--- start of RAW RECORDS ---

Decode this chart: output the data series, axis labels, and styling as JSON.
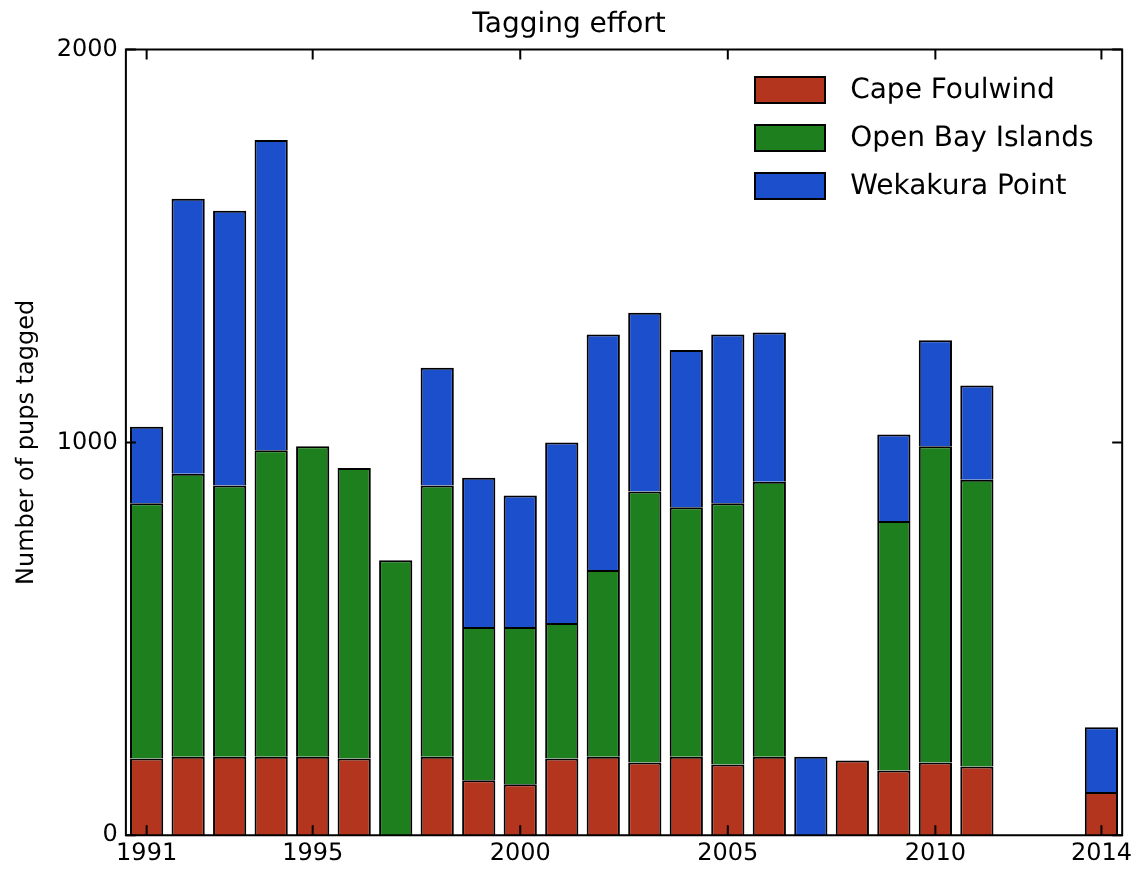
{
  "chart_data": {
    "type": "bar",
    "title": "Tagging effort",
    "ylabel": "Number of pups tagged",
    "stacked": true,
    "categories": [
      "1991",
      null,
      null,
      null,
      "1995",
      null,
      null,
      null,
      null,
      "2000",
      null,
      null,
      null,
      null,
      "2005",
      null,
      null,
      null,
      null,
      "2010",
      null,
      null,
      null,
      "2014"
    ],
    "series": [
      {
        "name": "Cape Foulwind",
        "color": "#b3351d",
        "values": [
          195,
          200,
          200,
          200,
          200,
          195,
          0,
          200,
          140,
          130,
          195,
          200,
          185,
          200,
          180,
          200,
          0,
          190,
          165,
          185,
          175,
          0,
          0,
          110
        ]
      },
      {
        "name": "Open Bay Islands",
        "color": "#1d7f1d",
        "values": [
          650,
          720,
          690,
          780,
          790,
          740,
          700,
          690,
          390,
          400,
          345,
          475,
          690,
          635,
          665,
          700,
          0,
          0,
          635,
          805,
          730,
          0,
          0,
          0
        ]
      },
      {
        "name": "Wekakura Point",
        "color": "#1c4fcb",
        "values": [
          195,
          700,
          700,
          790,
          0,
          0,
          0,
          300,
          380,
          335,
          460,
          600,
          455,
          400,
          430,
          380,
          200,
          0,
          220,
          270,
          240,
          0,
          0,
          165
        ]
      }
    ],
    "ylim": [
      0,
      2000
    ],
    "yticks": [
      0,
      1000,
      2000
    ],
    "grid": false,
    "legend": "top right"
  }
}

--- end of RAW RECORDS ---

(PROBLEM STATEMENT)
Give every line above again exactly, with no pictures.

(CORRECT RESPONSE)
Decode this chart: output the data series, axis labels, and styling as JSON.
{
  "chart_data": {
    "type": "bar",
    "title": "Tagging effort",
    "ylabel": "Number of pups tagged",
    "stacked": true,
    "categories": [
      "1991",
      null,
      null,
      null,
      "1995",
      null,
      null,
      null,
      null,
      "2000",
      null,
      null,
      null,
      null,
      "2005",
      null,
      null,
      null,
      null,
      "2010",
      null,
      null,
      null,
      "2014"
    ],
    "series": [
      {
        "name": "Cape Foulwind",
        "color": "#b3351d",
        "values": [
          195,
          200,
          200,
          200,
          200,
          195,
          0,
          200,
          140,
          130,
          195,
          200,
          185,
          200,
          180,
          200,
          0,
          190,
          165,
          185,
          175,
          0,
          0,
          110
        ]
      },
      {
        "name": "Open Bay Islands",
        "color": "#1d7f1d",
        "values": [
          650,
          720,
          690,
          780,
          790,
          740,
          700,
          690,
          390,
          400,
          345,
          475,
          690,
          635,
          665,
          700,
          0,
          0,
          635,
          805,
          730,
          0,
          0,
          0
        ]
      },
      {
        "name": "Wekakura Point",
        "color": "#1c4fcb",
        "values": [
          195,
          700,
          700,
          790,
          0,
          0,
          0,
          300,
          380,
          335,
          460,
          600,
          455,
          400,
          430,
          380,
          200,
          0,
          220,
          270,
          240,
          0,
          0,
          165
        ]
      }
    ],
    "ylim": [
      0,
      2000
    ],
    "yticks": [
      0,
      1000,
      2000
    ],
    "grid": false,
    "legend": "top right"
  }
}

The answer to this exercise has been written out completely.